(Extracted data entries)
----------------------------------------
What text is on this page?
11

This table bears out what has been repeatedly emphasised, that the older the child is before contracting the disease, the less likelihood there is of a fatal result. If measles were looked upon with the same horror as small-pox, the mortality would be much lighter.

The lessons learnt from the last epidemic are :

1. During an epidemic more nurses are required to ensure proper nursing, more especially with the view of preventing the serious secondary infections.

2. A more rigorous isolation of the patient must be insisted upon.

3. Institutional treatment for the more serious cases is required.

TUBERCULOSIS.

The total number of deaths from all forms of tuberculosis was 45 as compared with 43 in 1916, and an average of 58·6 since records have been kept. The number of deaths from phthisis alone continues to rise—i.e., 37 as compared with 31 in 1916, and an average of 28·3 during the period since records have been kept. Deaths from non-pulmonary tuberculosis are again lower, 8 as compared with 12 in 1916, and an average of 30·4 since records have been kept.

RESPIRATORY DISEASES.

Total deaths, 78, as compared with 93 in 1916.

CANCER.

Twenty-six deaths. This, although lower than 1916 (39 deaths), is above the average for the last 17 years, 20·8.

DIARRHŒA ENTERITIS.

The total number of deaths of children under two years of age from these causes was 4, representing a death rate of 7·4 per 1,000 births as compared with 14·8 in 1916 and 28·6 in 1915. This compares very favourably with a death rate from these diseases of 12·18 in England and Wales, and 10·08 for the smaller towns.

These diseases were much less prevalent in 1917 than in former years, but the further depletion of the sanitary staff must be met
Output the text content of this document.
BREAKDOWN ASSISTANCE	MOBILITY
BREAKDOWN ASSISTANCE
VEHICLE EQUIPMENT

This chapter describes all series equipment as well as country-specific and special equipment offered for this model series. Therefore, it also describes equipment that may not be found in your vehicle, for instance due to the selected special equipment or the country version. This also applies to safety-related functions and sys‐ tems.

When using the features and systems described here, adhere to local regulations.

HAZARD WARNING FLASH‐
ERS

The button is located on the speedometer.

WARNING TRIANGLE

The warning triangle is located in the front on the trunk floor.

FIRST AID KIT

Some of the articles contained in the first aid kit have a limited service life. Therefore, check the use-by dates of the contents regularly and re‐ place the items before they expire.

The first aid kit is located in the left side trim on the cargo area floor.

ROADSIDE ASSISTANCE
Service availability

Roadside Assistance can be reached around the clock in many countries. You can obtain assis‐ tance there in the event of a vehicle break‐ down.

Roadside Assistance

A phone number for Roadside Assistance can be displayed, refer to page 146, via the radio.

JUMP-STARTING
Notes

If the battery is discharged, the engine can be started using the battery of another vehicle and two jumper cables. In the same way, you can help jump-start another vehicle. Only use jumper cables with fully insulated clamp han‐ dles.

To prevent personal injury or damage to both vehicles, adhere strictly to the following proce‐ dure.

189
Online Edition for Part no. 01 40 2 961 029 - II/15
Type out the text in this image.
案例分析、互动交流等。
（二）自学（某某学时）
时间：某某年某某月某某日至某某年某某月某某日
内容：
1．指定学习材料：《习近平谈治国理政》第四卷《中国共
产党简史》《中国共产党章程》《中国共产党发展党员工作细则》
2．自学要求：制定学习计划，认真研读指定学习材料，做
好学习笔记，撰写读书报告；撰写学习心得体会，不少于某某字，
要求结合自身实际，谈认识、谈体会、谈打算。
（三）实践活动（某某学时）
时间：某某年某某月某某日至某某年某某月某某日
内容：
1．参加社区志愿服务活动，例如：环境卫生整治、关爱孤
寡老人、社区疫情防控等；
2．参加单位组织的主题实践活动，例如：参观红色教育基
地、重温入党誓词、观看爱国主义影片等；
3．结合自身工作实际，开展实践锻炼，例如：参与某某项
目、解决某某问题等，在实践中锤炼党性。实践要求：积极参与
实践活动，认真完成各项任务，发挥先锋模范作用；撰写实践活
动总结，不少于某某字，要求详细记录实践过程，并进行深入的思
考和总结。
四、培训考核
----------------------------------------
Write out each line of the data above again, exactly as given.

What text is on this page?
11

This table bears out what has been repeatedly emphasised, that the older the child is before contracting the disease, the less likelihood there is of a fatal result. If measles were looked upon with the same horror as small-pox, the mortality would be much lighter.

The lessons learnt from the last epidemic are :

1. During an epidemic more nurses are required to ensure proper nursing, more especially with the view of preventing the serious secondary infections.

2. A more rigorous isolation of the patient must be insisted upon.

3. Institutional treatment for the more serious cases is required.

TUBERCULOSIS.

The total number of deaths from all forms of tuberculosis was 45 as compared with 43 in 1916, and an average of 58·6 since records have been kept. The number of deaths from phthisis alone continues to rise—i.e., 37 as compared with 31 in 1916, and an average of 28·3 during the period since records have been kept. Deaths from non-pulmonary tuberculosis are again lower, 8 as compared with 12 in 1916, and an average of 30·4 since records have been kept.

RESPIRATORY DISEASES.

Total deaths, 78, as compared with 93 in 1916.

CANCER.

Twenty-six deaths. This, although lower than 1916 (39 deaths), is above the average for the last 17 years, 20·8.

DIARRHŒA ENTERITIS.

The total number of deaths of children under two years of age from these causes was 4, representing a death rate of 7·4 per 1,000 births as compared with 14·8 in 1916 and 28·6 in 1915. This compares very favourably with a death rate from these diseases of 12·18 in England and Wales, and 10·08 for the smaller towns.

These diseases were much less prevalent in 1917 than in former years, but the further depletion of the sanitary staff must be met
Output the text content of this document.
BREAKDOWN ASSISTANCE	MOBILITY
BREAKDOWN ASSISTANCE
VEHICLE EQUIPMENT

This chapter describes all series equipment as well as country-specific and special equipment offered for this model series. Therefore, it also describes equipment that may not be found in your vehicle, for instance due to the selected special equipment or the country version. This also applies to safety-related functions and sys‐ tems.

When using the features and systems described here, adhere to local regulations.

HAZARD WARNING FLASH‐
ERS

The button is located on the speedometer.

WARNING TRIANGLE

The warning triangle is located in the front on the trunk floor.

FIRST AID KIT

Some of the articles contained in the first aid kit have a limited service life. Therefore, check the use-by dates of the contents regularly and re‐ place the items before they expire.

The first aid kit is located in the left side trim on the cargo area floor.

ROADSIDE ASSISTANCE
Service availability

Roadside Assistance can be reached around the clock in many countries. You can obtain assis‐ tance there in the event of a vehicle break‐ down.

Roadside Assistance

A phone number for Roadside Assistance can be displayed, refer to page 146, via the radio.

JUMP-STARTING
Notes

If the battery is discharged, the engine can be started using the battery of another vehicle and two jumper cables. In the same way, you can help jump-start another vehicle. Only use jumper cables with fully insulated clamp han‐ dles.

To prevent personal injury or damage to both vehicles, adhere strictly to the following proce‐ dure.

189
Online Edition for Part no. 01 40 2 961 029 - II/15
Type out the text in this image.
案例分析、互动交流等。
（二）自学（某某学时）
时间：某某年某某月某某日至某某年某某月某某日
内容：
1．指定学习材料：《习近平谈治国理政》第四卷《中国共
产党简史》《中国共产党章程》《中国共产党发展党员工作细则》
2．自学要求：制定学习计划，认真研读指定学习材料，做
好学习笔记，撰写读书报告；撰写学习心得体会，不少于某某字，
要求结合自身实际，谈认识、谈体会、谈打算。
（三）实践活动（某某学时）
时间：某某年某某月某某日至某某年某某月某某日
内容：
1．参加社区志愿服务活动，例如：环境卫生整治、关爱孤
寡老人、社区疫情防控等；
2．参加单位组织的主题实践活动，例如：参观红色教育基
地、重温入党誓词、观看爱国主义影片等；
3．结合自身工作实际，开展实践锻炼，例如：参与某某项
目、解决某某问题等，在实践中锤炼党性。实践要求：积极参与
实践活动，认真完成各项任务，发挥先锋模范作用；撰写实践活
动总结，不少于某某字，要求详细记录实践过程，并进行深入的思
考和总结。
四、培训考核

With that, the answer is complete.